** start WORKING DATA **

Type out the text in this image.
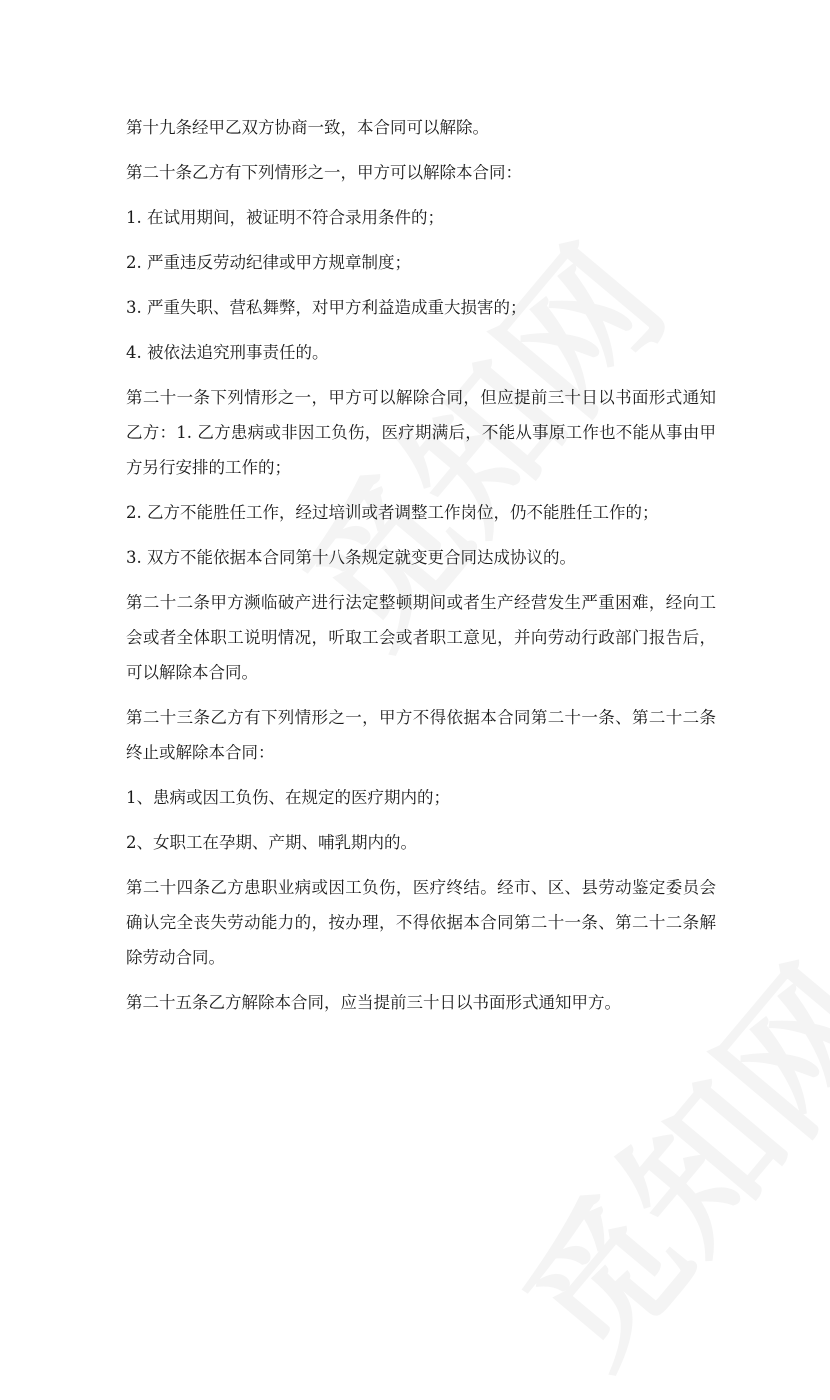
第十九条经甲乙双方协商一致，本合同可以解除。

第二十条乙方有下列情形之一，甲方可以解除本合同：

1. 在试用期间，被证明不符合录用条件的；

2. 严重违反劳动纪律或甲方规章制度；

3. 严重失职、营私舞弊，对甲方利益造成重大损害的；

4. 被依法追究刑事责任的。

第二十一条下列情形之一，甲方可以解除合同，但应提前三十日以书面形式通知乙方：1. 乙方患病或非因工负伤，医疗期满后，不能从事原工作也不能从事由甲方另行安排的工作的；

2. 乙方不能胜任工作，经过培训或者调整工作岗位，仍不能胜任工作的；

3. 双方不能依据本合同第十八条规定就变更合同达成协议的。

第二十二条甲方濒临破产进行法定整顿期间或者生产经营发生严重困难，经向工会或者全体职工说明情况，听取工会或者职工意见，并向劳动行政部门报告后，可以解除本合同。

第二十三条乙方有下列情形之一，甲方不得依据本合同第二十一条、第二十二条终止或解除本合同：

1、患病或因工负伤、在规定的医疗期内的；

2、女职工在孕期、产期、哺乳期内的。

第二十四条乙方患职业病或因工负伤，医疗终结。经市、区、县劳动鉴定委员会确认完全丧失劳动能力的，按办理，不得依据本合同第二十一条、第二十二条解除劳动合同。

第二十五条乙方解除本合同，应当提前三十日以书面形式通知甲方。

** end WORKING DATA **

PROBLEM DETAILS:
Print the listing above in full, exactly as written. Omit any pictures.

WRITTEN RESPONSE:
Type out the text in this image.
第十九条经甲乙双方协商一致，本合同可以解除。

第二十条乙方有下列情形之一，甲方可以解除本合同：

1. 在试用期间，被证明不符合录用条件的；

2. 严重违反劳动纪律或甲方规章制度；

3. 严重失职、营私舞弊，对甲方利益造成重大损害的；

4. 被依法追究刑事责任的。

第二十一条下列情形之一，甲方可以解除合同，但应提前三十日以书面形式通知乙方：1. 乙方患病或非因工负伤，医疗期满后，不能从事原工作也不能从事由甲方另行安排的工作的；

2. 乙方不能胜任工作，经过培训或者调整工作岗位，仍不能胜任工作的；

3. 双方不能依据本合同第十八条规定就变更合同达成协议的。

第二十二条甲方濒临破产进行法定整顿期间或者生产经营发生严重困难，经向工会或者全体职工说明情况，听取工会或者职工意见，并向劳动行政部门报告后，可以解除本合同。

第二十三条乙方有下列情形之一，甲方不得依据本合同第二十一条、第二十二条终止或解除本合同：

1、患病或因工负伤、在规定的医疗期内的；

2、女职工在孕期、产期、哺乳期内的。

第二十四条乙方患职业病或因工负伤，医疗终结。经市、区、县劳动鉴定委员会确认完全丧失劳动能力的，按办理，不得依据本合同第二十一条、第二十二条解除劳动合同。

第二十五条乙方解除本合同，应当提前三十日以书面形式通知甲方。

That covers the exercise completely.